» **Selected extract**:
* start *

Let $X_1$ be a connected component of $X$, then $X_1$ is connected. $∀x∈X_1$, Since $f$ is continuous, $∃δ>0,∀y∈B(x,δ):{|f(x)-f(y)|}< 1$, but $f(x),f(y)∈ℕ$, so $f(x)=f(y)$, so $f$ is locally constant on $X_1$. Applying Q6 we're done.
Proof 2.
Let $X_1$ be a connected component of $X$. Take an element $x_1$ of $X_1$. Let $U=\{x∈X_1:f(x)=f(x_1)\}$ and $V=\{x∈X_1:f(x)≠f(x_1)\}$.
Since $X_1$ is connected and $X_1=U∪V$ and $U≠∅$(as $x_1∈X_1$), we have $U=X_1$, so $f$ is constant on $X_1$. - Is there a metric on ℕ which makes it connected?
Solution.
No. Let $d$ be the supposed metric such that ℕ is connnected. For $x_0∈ℕ$, the function $Φ:ℕ→ℝ^+$ defined by $Φ(x)=d(x,x_0)$ satisfy ${|Φ(x)-Φ(y)|}≤d(x,y)$ by reverse triangle inequality, so Φ is continuous, so $Φ(ℕ)$ is connected. By positivity, $Φ(ℕ)$ has at least 2 elements (0 and a positive number), so $Φ(ℕ)$ contains a non-degenerate interval, so $Φ(ℕ)$ is uncountable, contradiction. - Let $(V,{\|·\|})$ be a normed vector space whose unit sphere $S=\{v ∈V:{\|v\|}=1\}$ is sequentially compact.

* end *

» **Supplied information**:

* start *

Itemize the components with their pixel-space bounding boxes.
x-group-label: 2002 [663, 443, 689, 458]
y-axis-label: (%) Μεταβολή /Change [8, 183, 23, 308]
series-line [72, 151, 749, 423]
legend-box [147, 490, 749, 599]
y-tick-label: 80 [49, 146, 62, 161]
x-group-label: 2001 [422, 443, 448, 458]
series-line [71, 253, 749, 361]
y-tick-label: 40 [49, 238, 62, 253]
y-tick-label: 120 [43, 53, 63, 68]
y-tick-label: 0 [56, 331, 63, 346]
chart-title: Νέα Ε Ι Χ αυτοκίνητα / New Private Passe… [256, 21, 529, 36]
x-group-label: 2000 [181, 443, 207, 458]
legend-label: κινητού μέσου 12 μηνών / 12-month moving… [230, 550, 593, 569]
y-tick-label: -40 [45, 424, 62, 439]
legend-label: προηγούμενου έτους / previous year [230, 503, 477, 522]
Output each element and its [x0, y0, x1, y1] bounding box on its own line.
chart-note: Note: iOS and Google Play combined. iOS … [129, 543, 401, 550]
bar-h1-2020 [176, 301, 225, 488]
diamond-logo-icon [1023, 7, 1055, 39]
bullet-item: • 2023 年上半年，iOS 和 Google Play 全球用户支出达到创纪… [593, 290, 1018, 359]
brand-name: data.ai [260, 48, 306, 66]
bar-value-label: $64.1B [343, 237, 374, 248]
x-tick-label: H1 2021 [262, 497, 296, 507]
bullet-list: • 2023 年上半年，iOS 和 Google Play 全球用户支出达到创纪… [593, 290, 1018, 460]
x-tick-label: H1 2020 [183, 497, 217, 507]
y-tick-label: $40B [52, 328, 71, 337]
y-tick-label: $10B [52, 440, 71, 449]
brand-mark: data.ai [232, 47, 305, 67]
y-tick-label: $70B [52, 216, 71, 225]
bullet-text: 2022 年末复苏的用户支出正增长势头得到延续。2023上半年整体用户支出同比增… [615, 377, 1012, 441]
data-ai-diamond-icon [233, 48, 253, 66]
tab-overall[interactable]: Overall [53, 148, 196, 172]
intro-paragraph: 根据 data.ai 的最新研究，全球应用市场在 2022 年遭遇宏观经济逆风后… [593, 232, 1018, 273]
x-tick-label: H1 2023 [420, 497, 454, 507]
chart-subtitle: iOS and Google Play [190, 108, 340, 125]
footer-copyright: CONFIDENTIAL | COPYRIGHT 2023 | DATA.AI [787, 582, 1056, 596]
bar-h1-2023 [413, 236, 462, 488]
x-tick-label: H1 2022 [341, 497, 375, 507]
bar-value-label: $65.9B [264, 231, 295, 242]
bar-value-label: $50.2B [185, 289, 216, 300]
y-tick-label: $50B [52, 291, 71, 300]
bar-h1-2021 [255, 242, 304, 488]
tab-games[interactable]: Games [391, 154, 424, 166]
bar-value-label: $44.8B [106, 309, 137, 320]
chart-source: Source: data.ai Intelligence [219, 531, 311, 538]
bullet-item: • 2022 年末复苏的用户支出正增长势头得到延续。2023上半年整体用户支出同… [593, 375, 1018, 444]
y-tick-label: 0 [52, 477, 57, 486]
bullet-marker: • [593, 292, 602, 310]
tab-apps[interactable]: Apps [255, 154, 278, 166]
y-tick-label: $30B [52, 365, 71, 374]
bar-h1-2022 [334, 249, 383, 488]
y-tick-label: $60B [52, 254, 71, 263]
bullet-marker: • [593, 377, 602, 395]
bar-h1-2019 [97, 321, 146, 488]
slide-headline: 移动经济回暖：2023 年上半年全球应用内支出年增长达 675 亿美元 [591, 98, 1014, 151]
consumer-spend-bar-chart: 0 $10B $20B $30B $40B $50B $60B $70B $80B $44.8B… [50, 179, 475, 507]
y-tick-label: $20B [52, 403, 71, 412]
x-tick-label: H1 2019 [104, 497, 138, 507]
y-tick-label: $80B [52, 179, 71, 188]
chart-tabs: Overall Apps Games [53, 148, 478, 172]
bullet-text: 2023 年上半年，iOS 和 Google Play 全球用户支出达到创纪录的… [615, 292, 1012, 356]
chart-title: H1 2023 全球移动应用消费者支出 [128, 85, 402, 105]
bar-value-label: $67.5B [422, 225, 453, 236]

* end *

» **Task set**:
1: Rewrite the paragraph of the connectedness proofs that begins "Let $X_1$ be a connected component of $X$, then $X_1$ is connected" as a short list, keeping its main facts.
2: Carry on the connectedness proofs from their final sentence, about the normed vector space with a sequentially compact unit sphere.
The items come from a different source than the text.

» **Responses by task**:
1:
- Take a connected component $X_1$ of $X$; it is connected.
- For each $x∈X_1$, continuity of $f$ gives a $δ>0$ such that $|f(x)-f(y)|<1$ for all $y∈B(x,δ)$.
- Since $f(x)$ and $f(y)$ are natural numbers, this forces $f(x)=f(y)$, so $f$ is locally constant on $X_1$.
- Applying Q6 completes the proof.

2:
- Show that any closed ball $B=\{v∈V:{\|v\|}≤R\}$ is sequentially compact.
- Show that $V$ is complete.
- Proof 1. $∀\{x_n\}⊂B(0;R)$.
$r_n={‖x_n‖}$ is a sequence in $[0,R]$, so it has a subsequence $r'_n→r$. If $r=0$, then $x_n→0$; if $r≠0$, take $δ∈(0,r)$, then $∃N,∀n>N:r'_n>δ$.
Consider the map $(r,θ)↦rθ$ from $[δ,R]×S$ to $\{v∈V:δ≤{\|v\|}≤R\}$. Since continuous surjective maps preserve compactness, $(x_n')$ has a convergent subsequence.
Proof 2. $∀\{x_n\}⊂B(0;R)$. $r_n={‖x_n‖}$ is a sequence in $[0,R]$, so it has a subsequence $r'_n→r$. If $r=0$, then $x_n→0$; if $r≠0$, $∃N,∀n>N:r'_n≠0$.
Let $θ'_n=\frac{x'_n}{r'_n}$, then $θ'_n∈S$, so it has a subsequence $θ''_n→θ$.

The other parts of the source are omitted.